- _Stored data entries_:
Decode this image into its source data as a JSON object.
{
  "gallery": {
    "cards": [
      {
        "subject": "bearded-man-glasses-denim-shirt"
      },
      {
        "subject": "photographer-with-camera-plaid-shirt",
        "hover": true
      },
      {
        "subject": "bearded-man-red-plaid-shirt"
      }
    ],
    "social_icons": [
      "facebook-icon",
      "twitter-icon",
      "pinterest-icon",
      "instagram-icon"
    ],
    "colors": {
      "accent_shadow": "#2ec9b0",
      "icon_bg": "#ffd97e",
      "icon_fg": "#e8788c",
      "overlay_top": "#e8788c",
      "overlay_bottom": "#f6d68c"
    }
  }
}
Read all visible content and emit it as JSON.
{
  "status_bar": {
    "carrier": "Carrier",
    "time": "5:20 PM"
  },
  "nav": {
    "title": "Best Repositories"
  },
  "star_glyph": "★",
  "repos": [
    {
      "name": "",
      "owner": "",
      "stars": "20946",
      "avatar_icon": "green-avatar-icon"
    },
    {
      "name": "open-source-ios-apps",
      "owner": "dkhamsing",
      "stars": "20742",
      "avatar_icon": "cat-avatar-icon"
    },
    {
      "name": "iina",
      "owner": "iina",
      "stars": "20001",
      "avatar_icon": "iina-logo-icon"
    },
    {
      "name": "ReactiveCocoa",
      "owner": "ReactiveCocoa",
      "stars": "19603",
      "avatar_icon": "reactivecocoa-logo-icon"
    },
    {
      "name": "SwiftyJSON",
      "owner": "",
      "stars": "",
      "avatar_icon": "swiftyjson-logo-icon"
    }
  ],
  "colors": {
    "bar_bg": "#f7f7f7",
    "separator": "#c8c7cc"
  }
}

---

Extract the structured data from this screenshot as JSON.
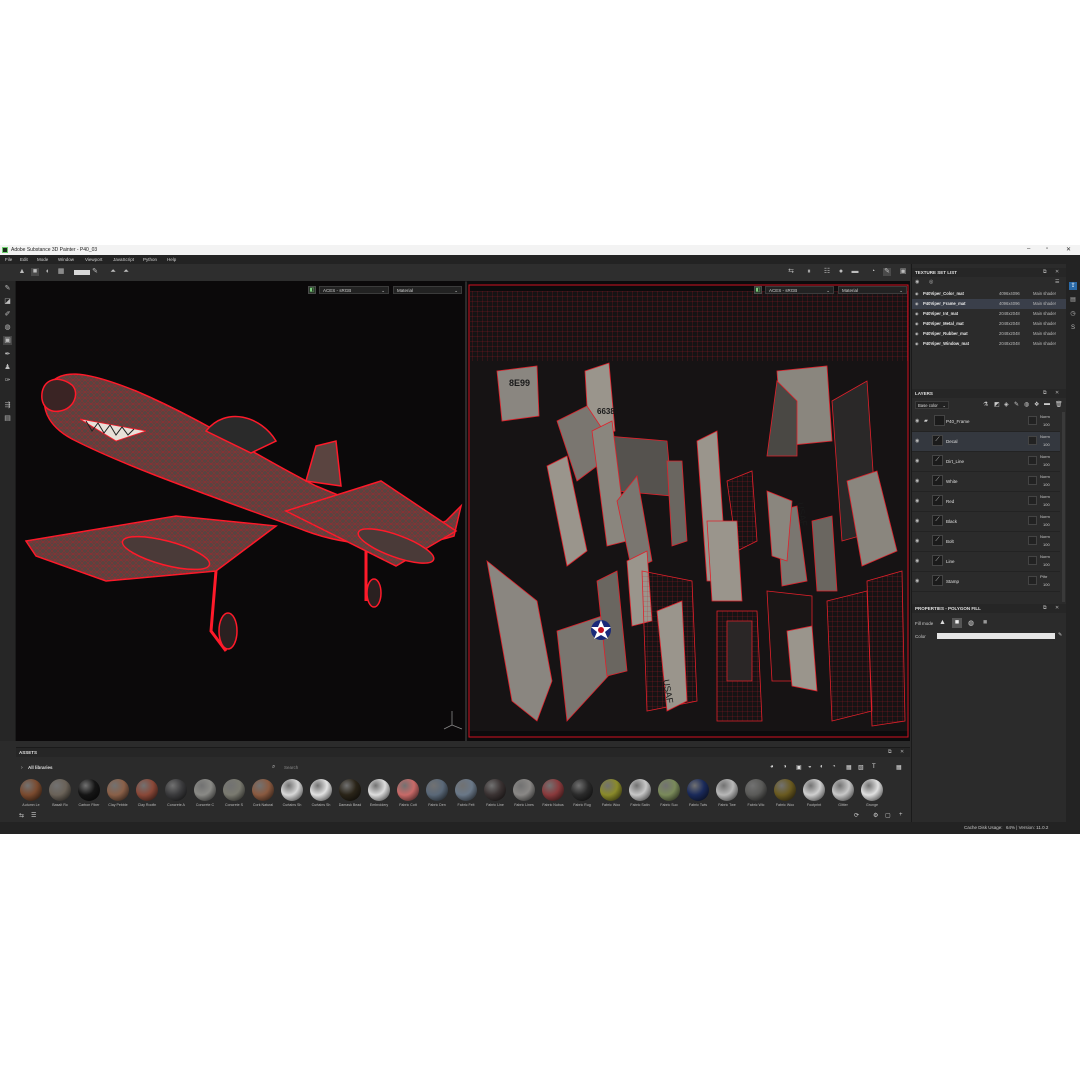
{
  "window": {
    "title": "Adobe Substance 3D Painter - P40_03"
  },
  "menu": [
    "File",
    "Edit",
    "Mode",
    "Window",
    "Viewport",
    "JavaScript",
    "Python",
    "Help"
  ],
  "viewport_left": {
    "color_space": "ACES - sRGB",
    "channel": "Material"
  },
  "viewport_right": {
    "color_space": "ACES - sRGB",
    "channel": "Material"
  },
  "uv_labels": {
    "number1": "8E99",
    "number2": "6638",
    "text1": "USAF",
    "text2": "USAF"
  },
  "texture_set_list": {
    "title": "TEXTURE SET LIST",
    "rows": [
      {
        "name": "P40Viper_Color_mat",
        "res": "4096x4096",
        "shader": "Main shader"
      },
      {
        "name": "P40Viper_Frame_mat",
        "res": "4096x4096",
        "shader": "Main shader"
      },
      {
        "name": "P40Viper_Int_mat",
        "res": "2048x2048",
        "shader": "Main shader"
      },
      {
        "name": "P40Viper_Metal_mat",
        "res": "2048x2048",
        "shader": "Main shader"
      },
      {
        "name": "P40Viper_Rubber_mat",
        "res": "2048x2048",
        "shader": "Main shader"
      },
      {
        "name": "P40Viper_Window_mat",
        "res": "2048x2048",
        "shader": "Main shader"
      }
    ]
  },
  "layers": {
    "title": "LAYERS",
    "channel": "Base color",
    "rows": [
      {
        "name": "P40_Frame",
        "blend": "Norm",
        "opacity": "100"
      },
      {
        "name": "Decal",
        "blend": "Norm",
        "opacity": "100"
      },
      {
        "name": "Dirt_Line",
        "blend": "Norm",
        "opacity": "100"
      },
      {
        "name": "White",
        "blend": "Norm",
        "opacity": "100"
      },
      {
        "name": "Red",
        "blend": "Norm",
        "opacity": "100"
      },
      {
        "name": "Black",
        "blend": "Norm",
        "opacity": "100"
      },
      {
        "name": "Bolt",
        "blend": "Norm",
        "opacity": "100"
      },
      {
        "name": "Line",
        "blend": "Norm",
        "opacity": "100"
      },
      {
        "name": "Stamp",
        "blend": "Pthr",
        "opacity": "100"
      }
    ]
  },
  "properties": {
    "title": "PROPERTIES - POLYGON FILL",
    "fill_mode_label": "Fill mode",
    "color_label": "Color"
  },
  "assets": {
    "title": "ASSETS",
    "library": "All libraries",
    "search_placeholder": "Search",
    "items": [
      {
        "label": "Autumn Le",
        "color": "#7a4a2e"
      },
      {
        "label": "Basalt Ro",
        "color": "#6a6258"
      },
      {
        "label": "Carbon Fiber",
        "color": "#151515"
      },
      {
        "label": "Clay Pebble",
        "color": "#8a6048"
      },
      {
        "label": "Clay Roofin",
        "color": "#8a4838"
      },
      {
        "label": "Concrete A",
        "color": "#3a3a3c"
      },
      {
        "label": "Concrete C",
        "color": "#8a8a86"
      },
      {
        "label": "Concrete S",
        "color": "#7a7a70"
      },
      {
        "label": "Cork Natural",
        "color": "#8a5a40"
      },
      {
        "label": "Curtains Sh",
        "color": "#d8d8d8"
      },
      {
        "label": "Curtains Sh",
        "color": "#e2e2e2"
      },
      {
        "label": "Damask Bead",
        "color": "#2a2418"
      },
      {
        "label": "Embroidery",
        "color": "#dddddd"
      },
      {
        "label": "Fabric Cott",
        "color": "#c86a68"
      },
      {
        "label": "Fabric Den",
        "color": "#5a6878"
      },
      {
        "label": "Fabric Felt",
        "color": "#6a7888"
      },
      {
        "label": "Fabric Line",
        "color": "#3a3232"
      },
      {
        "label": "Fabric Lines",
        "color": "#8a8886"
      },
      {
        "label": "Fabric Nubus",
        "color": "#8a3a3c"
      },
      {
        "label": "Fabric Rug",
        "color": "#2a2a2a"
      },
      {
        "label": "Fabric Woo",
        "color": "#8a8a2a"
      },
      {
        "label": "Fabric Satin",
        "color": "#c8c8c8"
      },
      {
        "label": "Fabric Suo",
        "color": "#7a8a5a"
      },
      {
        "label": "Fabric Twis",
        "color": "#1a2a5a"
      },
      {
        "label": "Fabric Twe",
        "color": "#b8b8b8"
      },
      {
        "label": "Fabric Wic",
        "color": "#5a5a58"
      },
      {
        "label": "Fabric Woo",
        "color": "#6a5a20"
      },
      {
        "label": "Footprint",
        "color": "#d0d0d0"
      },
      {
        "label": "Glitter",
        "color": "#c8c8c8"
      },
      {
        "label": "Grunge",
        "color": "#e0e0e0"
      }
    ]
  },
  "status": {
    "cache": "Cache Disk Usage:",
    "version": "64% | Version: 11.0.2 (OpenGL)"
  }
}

- _EXERCISE DESCRIPTION_:
Scan the material above for the word "stars". Copy each line where it occurs.

- _RESPONSE_:
      "stars": "20946",
      "stars": "20742",
      "stars": "20001",
      "stars": "19603",
      "stars": "",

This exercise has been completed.